### PROVIDED RECORDS
-=-=-
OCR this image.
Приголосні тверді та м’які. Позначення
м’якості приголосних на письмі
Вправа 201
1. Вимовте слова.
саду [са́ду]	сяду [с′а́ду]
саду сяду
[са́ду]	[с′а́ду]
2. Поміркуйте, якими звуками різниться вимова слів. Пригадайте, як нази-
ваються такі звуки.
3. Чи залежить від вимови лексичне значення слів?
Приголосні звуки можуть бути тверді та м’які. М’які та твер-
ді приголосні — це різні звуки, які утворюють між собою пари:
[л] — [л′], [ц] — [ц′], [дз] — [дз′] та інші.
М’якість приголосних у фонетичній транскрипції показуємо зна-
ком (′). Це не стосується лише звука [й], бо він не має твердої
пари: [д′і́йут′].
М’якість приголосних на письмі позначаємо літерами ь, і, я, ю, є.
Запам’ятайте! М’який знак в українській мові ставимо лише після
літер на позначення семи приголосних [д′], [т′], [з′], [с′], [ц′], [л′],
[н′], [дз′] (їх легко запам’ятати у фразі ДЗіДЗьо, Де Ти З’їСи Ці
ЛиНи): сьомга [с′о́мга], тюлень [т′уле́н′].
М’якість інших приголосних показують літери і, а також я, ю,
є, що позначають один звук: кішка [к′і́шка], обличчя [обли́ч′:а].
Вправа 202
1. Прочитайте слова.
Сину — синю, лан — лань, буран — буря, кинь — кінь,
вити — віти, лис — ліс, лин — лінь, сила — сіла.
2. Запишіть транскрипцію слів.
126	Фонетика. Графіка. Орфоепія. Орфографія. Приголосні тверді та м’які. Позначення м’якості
-=-=-
### WHAT YOU HAVE TO DO
Return the whole listing exactly, with every line included.

### THE REPLY
OCR this image.
Приголосні тверді та м’які. Позначення
м’якості приголосних на письмі
Вправа 201
1. Вимовте слова.
саду [са́ду]	сяду [с′а́ду]
саду сяду
[са́ду]	[с′а́ду]
2. Поміркуйте, якими звуками різниться вимова слів. Пригадайте, як нази-
ваються такі звуки.
3. Чи залежить від вимови лексичне значення слів?
Приголосні звуки можуть бути тверді та м’які. М’які та твер-
ді приголосні — це різні звуки, які утворюють між собою пари:
[л] — [л′], [ц] — [ц′], [дз] — [дз′] та інші.
М’якість приголосних у фонетичній транскрипції показуємо зна-
ком (′). Це не стосується лише звука [й], бо він не має твердої
пари: [д′і́йут′].
М’якість приголосних на письмі позначаємо літерами ь, і, я, ю, є.
Запам’ятайте! М’який знак в українській мові ставимо лише після
літер на позначення семи приголосних [д′], [т′], [з′], [с′], [ц′], [л′],
[н′], [дз′] (їх легко запам’ятати у фразі ДЗіДЗьо, Де Ти З’їСи Ці
ЛиНи): сьомга [с′о́мга], тюлень [т′уле́н′].
М’якість інших приголосних показують літери і, а також я, ю,
є, що позначають один звук: кішка [к′і́шка], обличчя [обли́ч′:а].
Вправа 202
1. Прочитайте слова.
Сину — синю, лан — лань, буран — буря, кинь — кінь,
вити — віти, лис — ліс, лин — лінь, сила — сіла.
2. Запишіть транскрипцію слів.
126	Фонетика. Графіка. Орфоепія. Орфографія. Приголосні тверді та м’які. Позначення м’якості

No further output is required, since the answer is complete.